[Figure collection entries]
• • • • •

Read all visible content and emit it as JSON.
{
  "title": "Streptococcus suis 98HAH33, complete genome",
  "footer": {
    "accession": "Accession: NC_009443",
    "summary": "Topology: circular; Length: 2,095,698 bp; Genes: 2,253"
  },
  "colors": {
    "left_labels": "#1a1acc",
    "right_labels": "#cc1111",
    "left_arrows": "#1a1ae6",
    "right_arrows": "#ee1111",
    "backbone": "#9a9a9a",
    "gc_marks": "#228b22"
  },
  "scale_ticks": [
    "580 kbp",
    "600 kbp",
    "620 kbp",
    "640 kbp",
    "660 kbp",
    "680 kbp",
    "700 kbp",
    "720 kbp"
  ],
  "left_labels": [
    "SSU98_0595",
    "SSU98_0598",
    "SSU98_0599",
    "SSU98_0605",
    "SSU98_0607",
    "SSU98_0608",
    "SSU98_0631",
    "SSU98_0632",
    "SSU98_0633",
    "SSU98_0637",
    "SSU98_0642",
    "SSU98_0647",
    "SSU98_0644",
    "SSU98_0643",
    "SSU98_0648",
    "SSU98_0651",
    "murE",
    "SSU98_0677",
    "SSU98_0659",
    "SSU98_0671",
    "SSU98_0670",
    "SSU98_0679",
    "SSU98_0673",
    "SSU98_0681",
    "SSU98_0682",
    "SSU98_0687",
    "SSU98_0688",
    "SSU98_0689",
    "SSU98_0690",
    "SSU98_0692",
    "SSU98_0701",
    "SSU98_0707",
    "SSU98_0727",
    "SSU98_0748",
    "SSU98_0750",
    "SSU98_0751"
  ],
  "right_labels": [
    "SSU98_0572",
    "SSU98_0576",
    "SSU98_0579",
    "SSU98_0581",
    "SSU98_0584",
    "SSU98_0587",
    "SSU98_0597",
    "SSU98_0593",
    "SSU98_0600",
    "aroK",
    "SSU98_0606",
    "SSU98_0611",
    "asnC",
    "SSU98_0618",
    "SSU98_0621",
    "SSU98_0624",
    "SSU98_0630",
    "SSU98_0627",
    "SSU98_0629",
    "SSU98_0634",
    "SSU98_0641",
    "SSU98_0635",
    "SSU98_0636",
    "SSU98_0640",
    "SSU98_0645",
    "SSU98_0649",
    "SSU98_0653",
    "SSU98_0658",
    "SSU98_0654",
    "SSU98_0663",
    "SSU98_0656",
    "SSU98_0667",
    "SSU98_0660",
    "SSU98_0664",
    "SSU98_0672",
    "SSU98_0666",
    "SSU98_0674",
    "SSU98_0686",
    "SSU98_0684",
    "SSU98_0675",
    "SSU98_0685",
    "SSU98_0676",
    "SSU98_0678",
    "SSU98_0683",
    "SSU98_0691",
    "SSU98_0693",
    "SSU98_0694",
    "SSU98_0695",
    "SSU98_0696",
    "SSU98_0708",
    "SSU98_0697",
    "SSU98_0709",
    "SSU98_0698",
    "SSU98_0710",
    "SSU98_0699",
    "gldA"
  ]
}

• • • • •

Retype all the data, keeping every character the same.

Read all visible content and emit it as JSON.
{
  "title": "Streptococcus suis 98HAH33, complete genome",
  "footer": {
    "accession": "Accession: NC_009443",
    "summary": "Topology: circular; Length: 2,095,698 bp; Genes: 2,253"
  },
  "colors": {
    "left_labels": "#1a1acc",
    "right_labels": "#cc1111",
    "left_arrows": "#1a1ae6",
    "right_arrows": "#ee1111",
    "backbone": "#9a9a9a",
    "gc_marks": "#228b22"
  },
  "scale_ticks": [
    "580 kbp",
    "600 kbp",
    "620 kbp",
    "640 kbp",
    "660 kbp",
    "680 kbp",
    "700 kbp",
    "720 kbp"
  ],
  "left_labels": [
    "SSU98_0595",
    "SSU98_0598",
    "SSU98_0599",
    "SSU98_0605",
    "SSU98_0607",
    "SSU98_0608",
    "SSU98_0631",
    "SSU98_0632",
    "SSU98_0633",
    "SSU98_0637",
    "SSU98_0642",
    "SSU98_0647",
    "SSU98_0644",
    "SSU98_0643",
    "SSU98_0648",
    "SSU98_0651",
    "murE",
    "SSU98_0677",
    "SSU98_0659",
    "SSU98_0671",
    "SSU98_0670",
    "SSU98_0679",
    "SSU98_0673",
    "SSU98_0681",
    "SSU98_0682",
    "SSU98_0687",
    "SSU98_0688",
    "SSU98_0689",
    "SSU98_0690",
    "SSU98_0692",
    "SSU98_0701",
    "SSU98_0707",
    "SSU98_0727",
    "SSU98_0748",
    "SSU98_0750",
    "SSU98_0751"
  ],
  "right_labels": [
    "SSU98_0572",
    "SSU98_0576",
    "SSU98_0579",
    "SSU98_0581",
    "SSU98_0584",
    "SSU98_0587",
    "SSU98_0597",
    "SSU98_0593",
    "SSU98_0600",
    "aroK",
    "SSU98_0606",
    "SSU98_0611",
    "asnC",
    "SSU98_0618",
    "SSU98_0621",
    "SSU98_0624",
    "SSU98_0630",
    "SSU98_0627",
    "SSU98_0629",
    "SSU98_0634",
    "SSU98_0641",
    "SSU98_0635",
    "SSU98_0636",
    "SSU98_0640",
    "SSU98_0645",
    "SSU98_0649",
    "SSU98_0653",
    "SSU98_0658",
    "SSU98_0654",
    "SSU98_0663",
    "SSU98_0656",
    "SSU98_0667",
    "SSU98_0660",
    "SSU98_0664",
    "SSU98_0672",
    "SSU98_0666",
    "SSU98_0674",
    "SSU98_0686",
    "SSU98_0684",
    "SSU98_0675",
    "SSU98_0685",
    "SSU98_0676",
    "SSU98_0678",
    "SSU98_0683",
    "SSU98_0691",
    "SSU98_0693",
    "SSU98_0694",
    "SSU98_0695",
    "SSU98_0696",
    "SSU98_0708",
    "SSU98_0697",
    "SSU98_0709",
    "SSU98_0698",
    "SSU98_0710",
    "SSU98_0699",
    "gldA"
  ]
}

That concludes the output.